begin Data supplied

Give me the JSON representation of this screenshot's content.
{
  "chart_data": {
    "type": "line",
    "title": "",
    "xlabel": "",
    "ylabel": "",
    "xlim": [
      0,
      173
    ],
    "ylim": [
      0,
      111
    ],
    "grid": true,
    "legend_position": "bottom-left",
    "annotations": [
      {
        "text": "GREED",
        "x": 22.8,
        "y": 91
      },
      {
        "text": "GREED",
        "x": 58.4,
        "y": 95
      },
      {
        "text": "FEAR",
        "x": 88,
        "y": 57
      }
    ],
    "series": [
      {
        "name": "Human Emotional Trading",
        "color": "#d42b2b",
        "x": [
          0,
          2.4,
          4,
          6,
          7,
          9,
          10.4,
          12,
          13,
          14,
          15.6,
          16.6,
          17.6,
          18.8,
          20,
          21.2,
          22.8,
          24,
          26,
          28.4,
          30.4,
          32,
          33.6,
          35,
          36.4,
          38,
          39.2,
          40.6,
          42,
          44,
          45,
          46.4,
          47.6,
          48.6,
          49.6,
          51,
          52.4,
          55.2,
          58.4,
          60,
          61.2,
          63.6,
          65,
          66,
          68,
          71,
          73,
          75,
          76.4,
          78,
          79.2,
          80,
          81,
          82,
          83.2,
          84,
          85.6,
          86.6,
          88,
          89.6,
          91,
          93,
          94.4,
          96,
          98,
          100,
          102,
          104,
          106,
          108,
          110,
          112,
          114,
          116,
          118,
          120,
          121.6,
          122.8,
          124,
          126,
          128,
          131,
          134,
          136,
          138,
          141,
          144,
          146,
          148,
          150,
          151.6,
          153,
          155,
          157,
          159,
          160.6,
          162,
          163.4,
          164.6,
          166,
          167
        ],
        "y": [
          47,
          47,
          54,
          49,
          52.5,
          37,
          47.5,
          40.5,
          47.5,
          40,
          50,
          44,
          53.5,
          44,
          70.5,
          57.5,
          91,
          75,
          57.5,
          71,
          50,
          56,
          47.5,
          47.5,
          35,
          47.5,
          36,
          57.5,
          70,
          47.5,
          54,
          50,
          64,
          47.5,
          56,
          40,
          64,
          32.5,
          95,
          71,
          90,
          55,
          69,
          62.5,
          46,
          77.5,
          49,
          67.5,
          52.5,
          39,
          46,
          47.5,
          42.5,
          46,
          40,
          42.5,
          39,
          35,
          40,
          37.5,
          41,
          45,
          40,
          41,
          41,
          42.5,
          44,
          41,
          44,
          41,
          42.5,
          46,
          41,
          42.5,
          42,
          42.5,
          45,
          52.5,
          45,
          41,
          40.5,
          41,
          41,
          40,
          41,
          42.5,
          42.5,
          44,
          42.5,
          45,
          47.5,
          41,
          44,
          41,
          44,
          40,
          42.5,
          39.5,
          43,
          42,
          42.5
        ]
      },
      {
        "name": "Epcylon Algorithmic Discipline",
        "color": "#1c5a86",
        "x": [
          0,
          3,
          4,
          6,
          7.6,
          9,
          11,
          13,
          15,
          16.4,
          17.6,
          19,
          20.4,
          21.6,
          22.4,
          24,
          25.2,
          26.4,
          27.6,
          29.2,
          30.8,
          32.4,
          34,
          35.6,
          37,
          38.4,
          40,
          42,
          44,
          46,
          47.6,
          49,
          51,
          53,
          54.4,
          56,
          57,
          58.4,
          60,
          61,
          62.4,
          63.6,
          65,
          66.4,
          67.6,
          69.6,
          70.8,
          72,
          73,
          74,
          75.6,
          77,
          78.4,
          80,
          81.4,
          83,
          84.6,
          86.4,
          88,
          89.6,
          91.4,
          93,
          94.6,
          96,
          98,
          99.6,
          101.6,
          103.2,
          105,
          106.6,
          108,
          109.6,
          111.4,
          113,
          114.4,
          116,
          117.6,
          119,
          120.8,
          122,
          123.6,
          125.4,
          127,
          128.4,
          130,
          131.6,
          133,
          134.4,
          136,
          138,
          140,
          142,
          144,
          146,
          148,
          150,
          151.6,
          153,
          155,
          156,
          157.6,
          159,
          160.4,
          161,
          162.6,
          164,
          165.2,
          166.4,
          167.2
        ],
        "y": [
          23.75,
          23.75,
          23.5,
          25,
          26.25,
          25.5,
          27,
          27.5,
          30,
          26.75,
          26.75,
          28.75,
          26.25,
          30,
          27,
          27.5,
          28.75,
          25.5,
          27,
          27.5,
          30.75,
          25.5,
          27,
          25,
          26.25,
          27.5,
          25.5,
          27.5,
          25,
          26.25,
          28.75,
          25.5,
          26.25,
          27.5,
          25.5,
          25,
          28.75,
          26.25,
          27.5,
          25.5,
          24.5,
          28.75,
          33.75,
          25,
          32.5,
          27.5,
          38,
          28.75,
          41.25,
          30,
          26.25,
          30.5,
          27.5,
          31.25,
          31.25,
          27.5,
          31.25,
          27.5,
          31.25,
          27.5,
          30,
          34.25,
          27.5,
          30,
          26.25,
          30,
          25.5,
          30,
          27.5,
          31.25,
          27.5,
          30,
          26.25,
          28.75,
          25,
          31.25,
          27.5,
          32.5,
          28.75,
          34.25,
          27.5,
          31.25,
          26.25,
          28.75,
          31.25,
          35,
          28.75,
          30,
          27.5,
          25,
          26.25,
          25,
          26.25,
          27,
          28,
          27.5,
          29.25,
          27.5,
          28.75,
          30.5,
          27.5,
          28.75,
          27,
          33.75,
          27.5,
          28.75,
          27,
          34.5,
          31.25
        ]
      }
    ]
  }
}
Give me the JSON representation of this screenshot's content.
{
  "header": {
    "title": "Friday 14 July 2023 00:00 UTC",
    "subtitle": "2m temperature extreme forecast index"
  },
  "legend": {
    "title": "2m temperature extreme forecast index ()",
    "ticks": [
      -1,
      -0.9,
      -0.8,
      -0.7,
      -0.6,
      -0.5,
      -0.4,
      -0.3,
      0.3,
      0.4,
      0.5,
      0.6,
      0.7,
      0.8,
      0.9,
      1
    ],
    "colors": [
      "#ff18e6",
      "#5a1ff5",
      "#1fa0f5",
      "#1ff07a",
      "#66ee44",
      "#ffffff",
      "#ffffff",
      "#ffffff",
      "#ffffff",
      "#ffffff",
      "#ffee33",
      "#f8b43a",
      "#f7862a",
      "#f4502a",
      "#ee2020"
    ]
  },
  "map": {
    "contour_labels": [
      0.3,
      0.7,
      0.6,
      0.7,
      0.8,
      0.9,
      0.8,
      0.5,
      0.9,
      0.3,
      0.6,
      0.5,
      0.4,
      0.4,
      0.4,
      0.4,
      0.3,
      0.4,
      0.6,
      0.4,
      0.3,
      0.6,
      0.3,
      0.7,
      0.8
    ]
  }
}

end Data supplied

Task to complete =>
Scan the listing above for the word "index" and copy every line that holds it.

Expected answer =>
    "subtitle": "2m temperature extreme forecast index"
    "title": "2m temperature extreme forecast index ()",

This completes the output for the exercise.